Description of the task: Return each line of the data below verbatim; pictures are to be left out.

Entries:
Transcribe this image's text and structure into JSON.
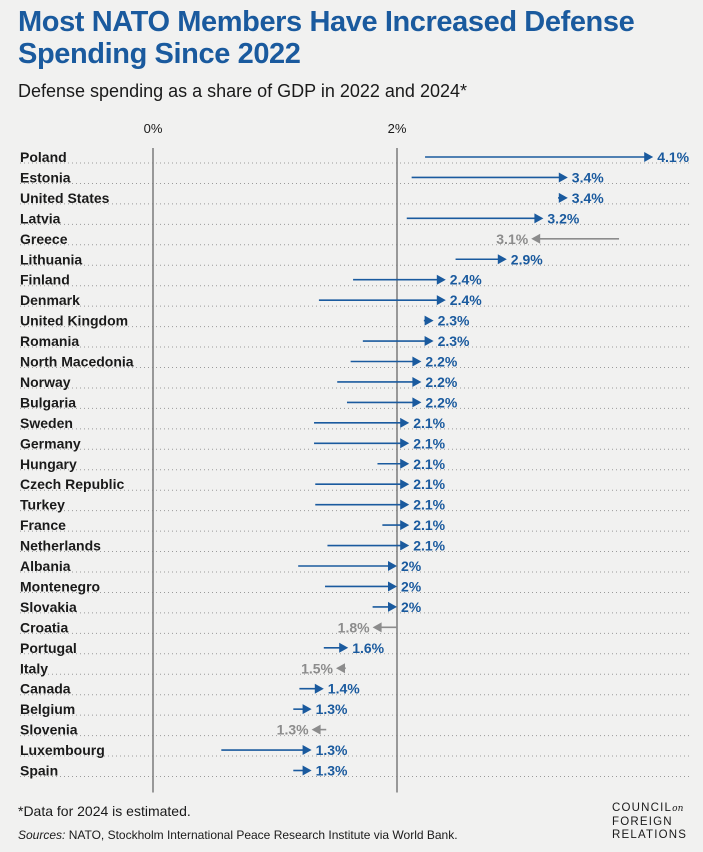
{
  "title": "Most NATO Members Have Increased Defense Spending Since 2022",
  "subtitle": "Defense spending as a share of GDP in 2022 and 2024*",
  "footnote": "*Data for 2024 is estimated.",
  "sources_label": "Sources:",
  "sources_text": "NATO, Stockholm International Peace Research Institute via World Bank.",
  "logo": {
    "line1": "COUNCIL",
    "on": "on",
    "line2": "FOREIGN",
    "line3": "RELATIONS"
  },
  "colors": {
    "increase": "#1a5a9e",
    "decrease": "#8c8c8c",
    "axis": "#7a7a7a",
    "text": "#1a1a1a"
  },
  "chart_data": {
    "type": "arrow-dumbbell",
    "title": "Most NATO Members Have Increased Defense Spending Since 2022",
    "subtitle": "Defense spending as a share of GDP in 2022 and 2024*",
    "x_ticks": [
      0,
      2
    ],
    "x_tick_labels": [
      "0%",
      "2%"
    ],
    "xlim": [
      0,
      4.4
    ],
    "series": [
      {
        "name": "2022",
        "role": "arrow start"
      },
      {
        "name": "2024",
        "role": "arrow end (labeled)"
      }
    ],
    "rows": [
      {
        "country": "Poland",
        "v2022": 2.23,
        "v2024": 4.1,
        "label": "4.1%"
      },
      {
        "country": "Estonia",
        "v2022": 2.12,
        "v2024": 3.4,
        "label": "3.4%"
      },
      {
        "country": "United States",
        "v2022": 3.32,
        "v2024": 3.4,
        "label": "3.4%"
      },
      {
        "country": "Latvia",
        "v2022": 2.08,
        "v2024": 3.2,
        "label": "3.2%"
      },
      {
        "country": "Greece",
        "v2022": 3.82,
        "v2024": 3.1,
        "label": "3.1%"
      },
      {
        "country": "Lithuania",
        "v2022": 2.48,
        "v2024": 2.9,
        "label": "2.9%"
      },
      {
        "country": "Finland",
        "v2022": 1.64,
        "v2024": 2.4,
        "label": "2.4%"
      },
      {
        "country": "Denmark",
        "v2022": 1.36,
        "v2024": 2.4,
        "label": "2.4%"
      },
      {
        "country": "United Kingdom",
        "v2022": 2.22,
        "v2024": 2.3,
        "label": "2.3%"
      },
      {
        "country": "Romania",
        "v2022": 1.72,
        "v2024": 2.3,
        "label": "2.3%"
      },
      {
        "country": "North Macedonia",
        "v2022": 1.62,
        "v2024": 2.2,
        "label": "2.2%"
      },
      {
        "country": "Norway",
        "v2022": 1.51,
        "v2024": 2.2,
        "label": "2.2%"
      },
      {
        "country": "Bulgaria",
        "v2022": 1.59,
        "v2024": 2.2,
        "label": "2.2%"
      },
      {
        "country": "Sweden",
        "v2022": 1.32,
        "v2024": 2.1,
        "label": "2.1%"
      },
      {
        "country": "Germany",
        "v2022": 1.32,
        "v2024": 2.1,
        "label": "2.1%"
      },
      {
        "country": "Hungary",
        "v2022": 1.84,
        "v2024": 2.1,
        "label": "2.1%"
      },
      {
        "country": "Czech Republic",
        "v2022": 1.33,
        "v2024": 2.1,
        "label": "2.1%"
      },
      {
        "country": "Turkey",
        "v2022": 1.33,
        "v2024": 2.1,
        "label": "2.1%"
      },
      {
        "country": "France",
        "v2022": 1.88,
        "v2024": 2.1,
        "label": "2.1%"
      },
      {
        "country": "Netherlands",
        "v2022": 1.43,
        "v2024": 2.1,
        "label": "2.1%"
      },
      {
        "country": "Albania",
        "v2022": 1.19,
        "v2024": 2.0,
        "label": "2%"
      },
      {
        "country": "Montenegro",
        "v2022": 1.41,
        "v2024": 2.0,
        "label": "2%"
      },
      {
        "country": "Slovakia",
        "v2022": 1.8,
        "v2024": 2.0,
        "label": "2%"
      },
      {
        "country": "Croatia",
        "v2022": 2.0,
        "v2024": 1.8,
        "label": "1.8%"
      },
      {
        "country": "Portugal",
        "v2022": 1.4,
        "v2024": 1.6,
        "label": "1.6%"
      },
      {
        "country": "Italy",
        "v2022": 1.58,
        "v2024": 1.5,
        "label": "1.5%"
      },
      {
        "country": "Canada",
        "v2022": 1.2,
        "v2024": 1.4,
        "label": "1.4%"
      },
      {
        "country": "Belgium",
        "v2022": 1.15,
        "v2024": 1.3,
        "label": "1.3%"
      },
      {
        "country": "Slovenia",
        "v2022": 1.42,
        "v2024": 1.3,
        "label": "1.3%"
      },
      {
        "country": "Luxembourg",
        "v2022": 0.56,
        "v2024": 1.3,
        "label": "1.3%"
      },
      {
        "country": "Spain",
        "v2022": 1.15,
        "v2024": 1.3,
        "label": "1.3%"
      }
    ]
  }
}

Exercise answer:
Transcribe this image's text and structure into JSON.
{
  "title": "Most NATO Members Have Increased Defense Spending Since 2022",
  "subtitle": "Defense spending as a share of GDP in 2022 and 2024*",
  "footnote": "*Data for 2024 is estimated.",
  "sources_label": "Sources:",
  "sources_text": "NATO, Stockholm International Peace Research Institute via World Bank.",
  "logo": {
    "line1": "COUNCIL",
    "on": "on",
    "line2": "FOREIGN",
    "line3": "RELATIONS"
  },
  "colors": {
    "increase": "#1a5a9e",
    "decrease": "#8c8c8c",
    "axis": "#7a7a7a",
    "text": "#1a1a1a"
  },
  "chart_data": {
    "type": "arrow-dumbbell",
    "title": "Most NATO Members Have Increased Defense Spending Since 2022",
    "subtitle": "Defense spending as a share of GDP in 2022 and 2024*",
    "x_ticks": [
      0,
      2
    ],
    "x_tick_labels": [
      "0%",
      "2%"
    ],
    "xlim": [
      0,
      4.4
    ],
    "series": [
      {
        "name": "2022",
        "role": "arrow start"
      },
      {
        "name": "2024",
        "role": "arrow end (labeled)"
      }
    ],
    "rows": [
      {
        "country": "Poland",
        "v2022": 2.23,
        "v2024": 4.1,
        "label": "4.1%"
      },
      {
        "country": "Estonia",
        "v2022": 2.12,
        "v2024": 3.4,
        "label": "3.4%"
      },
      {
        "country": "United States",
        "v2022": 3.32,
        "v2024": 3.4,
        "label": "3.4%"
      },
      {
        "country": "Latvia",
        "v2022": 2.08,
        "v2024": 3.2,
        "label": "3.2%"
      },
      {
        "country": "Greece",
        "v2022": 3.82,
        "v2024": 3.1,
        "label": "3.1%"
      },
      {
        "country": "Lithuania",
        "v2022": 2.48,
        "v2024": 2.9,
        "label": "2.9%"
      },
      {
        "country": "Finland",
        "v2022": 1.64,
        "v2024": 2.4,
        "label": "2.4%"
      },
      {
        "country": "Denmark",
        "v2022": 1.36,
        "v2024": 2.4,
        "label": "2.4%"
      },
      {
        "country": "United Kingdom",
        "v2022": 2.22,
        "v2024": 2.3,
        "label": "2.3%"
      },
      {
        "country": "Romania",
        "v2022": 1.72,
        "v2024": 2.3,
        "label": "2.3%"
      },
      {
        "country": "North Macedonia",
        "v2022": 1.62,
        "v2024": 2.2,
        "label": "2.2%"
      },
      {
        "country": "Norway",
        "v2022": 1.51,
        "v2024": 2.2,
        "label": "2.2%"
      },
      {
        "country": "Bulgaria",
        "v2022": 1.59,
        "v2024": 2.2,
        "label": "2.2%"
      },
      {
        "country": "Sweden",
        "v2022": 1.32,
        "v2024": 2.1,
        "label": "2.1%"
      },
      {
        "country": "Germany",
        "v2022": 1.32,
        "v2024": 2.1,
        "label": "2.1%"
      },
      {
        "country": "Hungary",
        "v2022": 1.84,
        "v2024": 2.1,
        "label": "2.1%"
      },
      {
        "country": "Czech Republic",
        "v2022": 1.33,
        "v2024": 2.1,
        "label": "2.1%"
      },
      {
        "country": "Turkey",
        "v2022": 1.33,
        "v2024": 2.1,
        "label": "2.1%"
      },
      {
        "country": "France",
        "v2022": 1.88,
        "v2024": 2.1,
        "label": "2.1%"
      },
      {
        "country": "Netherlands",
        "v2022": 1.43,
        "v2024": 2.1,
        "label": "2.1%"
      },
      {
        "country": "Albania",
        "v2022": 1.19,
        "v2024": 2.0,
        "label": "2%"
      },
      {
        "country": "Montenegro",
        "v2022": 1.41,
        "v2024": 2.0,
        "label": "2%"
      },
      {
        "country": "Slovakia",
        "v2022": 1.8,
        "v2024": 2.0,
        "label": "2%"
      },
      {
        "country": "Croatia",
        "v2022": 2.0,
        "v2024": 1.8,
        "label": "1.8%"
      },
      {
        "country": "Portugal",
        "v2022": 1.4,
        "v2024": 1.6,
        "label": "1.6%"
      },
      {
        "country": "Italy",
        "v2022": 1.58,
        "v2024": 1.5,
        "label": "1.5%"
      },
      {
        "country": "Canada",
        "v2022": 1.2,
        "v2024": 1.4,
        "label": "1.4%"
      },
      {
        "country": "Belgium",
        "v2022": 1.15,
        "v2024": 1.3,
        "label": "1.3%"
      },
      {
        "country": "Slovenia",
        "v2022": 1.42,
        "v2024": 1.3,
        "label": "1.3%"
      },
      {
        "country": "Luxembourg",
        "v2022": 0.56,
        "v2024": 1.3,
        "label": "1.3%"
      },
      {
        "country": "Spain",
        "v2022": 1.15,
        "v2024": 1.3,
        "label": "1.3%"
      }
    ]
  }
}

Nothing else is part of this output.